● **GOAL**:
Extract and list every line that contains the word "JSON".

───── EXTRACTED DATA

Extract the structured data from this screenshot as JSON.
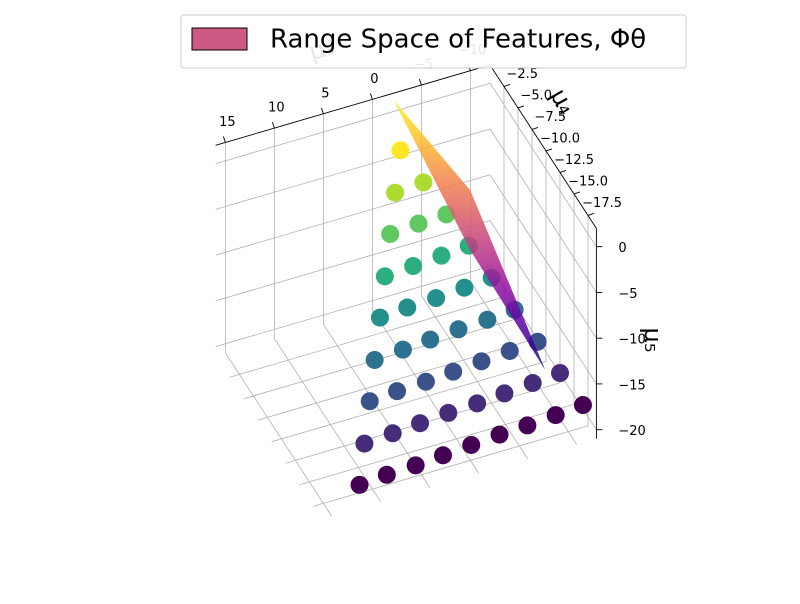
{
  "chart_data": {
    "type": "scatter3d",
    "xlabel": "μ₃",
    "ylabel": "μ₄",
    "zlabel": "μ₅",
    "xlim": [
      -12,
      16
    ],
    "ylim": [
      -19,
      0
    ],
    "zlim": [
      -21,
      2
    ],
    "xticks": [
      {
        "value": -10,
        "label": "−10"
      },
      {
        "value": -5,
        "label": "−5"
      },
      0,
      5,
      10,
      15
    ],
    "yticks": [
      {
        "value": -2.5,
        "label": "−2.5"
      },
      {
        "value": -5.0,
        "label": "−5.0"
      },
      {
        "value": -7.5,
        "label": "−7.5"
      },
      {
        "value": -10.0,
        "label": "−10.0"
      },
      {
        "value": -12.5,
        "label": "−12.5"
      },
      {
        "value": -15.0,
        "label": "−15.0"
      },
      {
        "value": -17.5,
        "label": "−17.5"
      }
    ],
    "zticks": [
      0,
      {
        "value": -5,
        "label": "−5"
      },
      {
        "value": -10,
        "label": "−10"
      },
      {
        "value": -15,
        "label": "−15"
      },
      {
        "value": -20,
        "label": "−20"
      }
    ],
    "grid": true,
    "colormap": "viridis",
    "legend": "upper right",
    "x": [
      -1.6,
      0.2,
      -2.8,
      1.9,
      -1.1,
      -4.0,
      3.7,
      0.7,
      -2.3,
      -5.2,
      5.4,
      2.5,
      -0.5,
      -3.5,
      -6.4,
      7.2,
      4.2,
      1.3,
      -1.7,
      -4.7,
      -7.6,
      8.9,
      6.0,
      3.0,
      0.1,
      -2.9,
      -5.9,
      -8.8,
      10.7,
      7.7,
      4.8,
      1.8,
      -1.2,
      -4.1,
      -7.1,
      -10.0,
      12.4,
      9.5,
      6.5,
      3.6,
      0.6,
      -2.4,
      -5.3,
      -8.3,
      -11.2
    ],
    "y": [
      -2.2,
      -4.4,
      -4.2,
      -6.5,
      -6.3,
      -6.2,
      -8.7,
      -8.5,
      -8.3,
      -8.1,
      -10.8,
      -10.6,
      -10.5,
      -10.3,
      -10.1,
      -13.0,
      -12.8,
      -12.6,
      -12.4,
      -12.3,
      -12.1,
      -15.1,
      -14.9,
      -14.8,
      -14.6,
      -14.4,
      -14.2,
      -14.1,
      -17.3,
      -17.1,
      -16.9,
      -16.7,
      -16.6,
      -16.4,
      -16.2,
      -16.0,
      -19.4,
      -19.2,
      -19.1,
      -18.9,
      -18.7,
      -18.5,
      -18.4,
      -18.2,
      -18.0
    ],
    "z": [
      -2,
      -4,
      -4,
      -6,
      -6,
      -6,
      -8,
      -8,
      -8,
      -8,
      -10,
      -10,
      -10,
      -10,
      -10,
      -12,
      -12,
      -12,
      -12,
      -12,
      -12,
      -14,
      -14,
      -14,
      -14,
      -14,
      -14,
      -14,
      -16,
      -16,
      -16,
      -16,
      -16,
      -16,
      -16,
      -16,
      -18,
      -18,
      -18,
      -18,
      -18,
      -18,
      -18,
      -18,
      -18
    ],
    "surface": {
      "name": "Range Space of Features, Φθ",
      "color": "#cc5a85",
      "colormap": "plasma",
      "x": [
        -2.8,
        -7.4,
        -8.9,
        -6.1
      ],
      "y": [
        1.1,
        -4.5,
        -15.3,
        -6.8
      ],
      "z": [
        0,
        -6,
        -16,
        -10
      ]
    }
  }
}
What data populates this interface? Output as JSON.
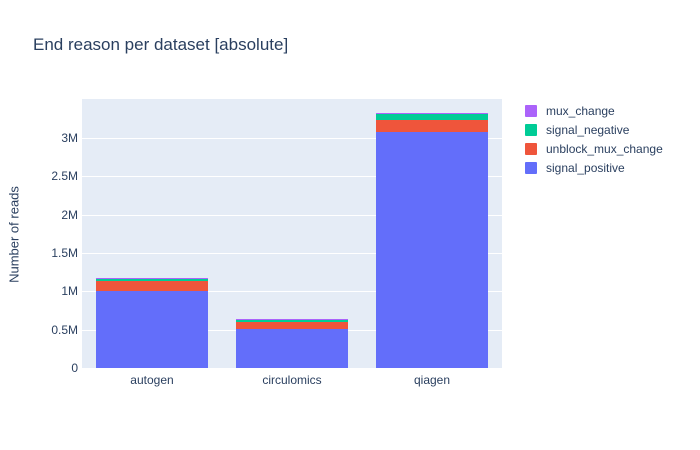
{
  "chart_data": {
    "type": "bar",
    "stacked": true,
    "title": "End reason per dataset [absolute]",
    "xlabel": "",
    "ylabel": "Number of reads",
    "categories": [
      "autogen",
      "circulomics",
      "qiagen"
    ],
    "series": [
      {
        "name": "signal_positive",
        "color": "#636efa",
        "values": [
          1000000,
          510000,
          3080000
        ]
      },
      {
        "name": "unblock_mux_change",
        "color": "#ef553b",
        "values": [
          130000,
          95000,
          150000
        ]
      },
      {
        "name": "signal_negative",
        "color": "#00cc96",
        "values": [
          35000,
          35000,
          95000
        ]
      },
      {
        "name": "mux_change",
        "color": "#ab63fa",
        "values": [
          4000,
          3000,
          6000
        ]
      }
    ],
    "legend_order": [
      "mux_change",
      "signal_negative",
      "unblock_mux_change",
      "signal_positive"
    ],
    "legend_position": "right",
    "yticks": [
      0,
      500000,
      1000000,
      1500000,
      2000000,
      2500000,
      3000000
    ],
    "ytick_labels": [
      "0",
      "0.5M",
      "1M",
      "1.5M",
      "2M",
      "2.5M",
      "3M"
    ],
    "ylim": [
      0,
      3510000
    ],
    "grid": true,
    "colors": {
      "plot_bgcolor": "#e5ecf6",
      "paper_bgcolor": "#ffffff",
      "gridcolor": "#ffffff",
      "text_color": "#2a3f5f"
    }
  }
}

──────────

● **FULL ANSWER**:
Extract the structured data from this screenshot as JSON.
What data populates this interface? Output as JSON.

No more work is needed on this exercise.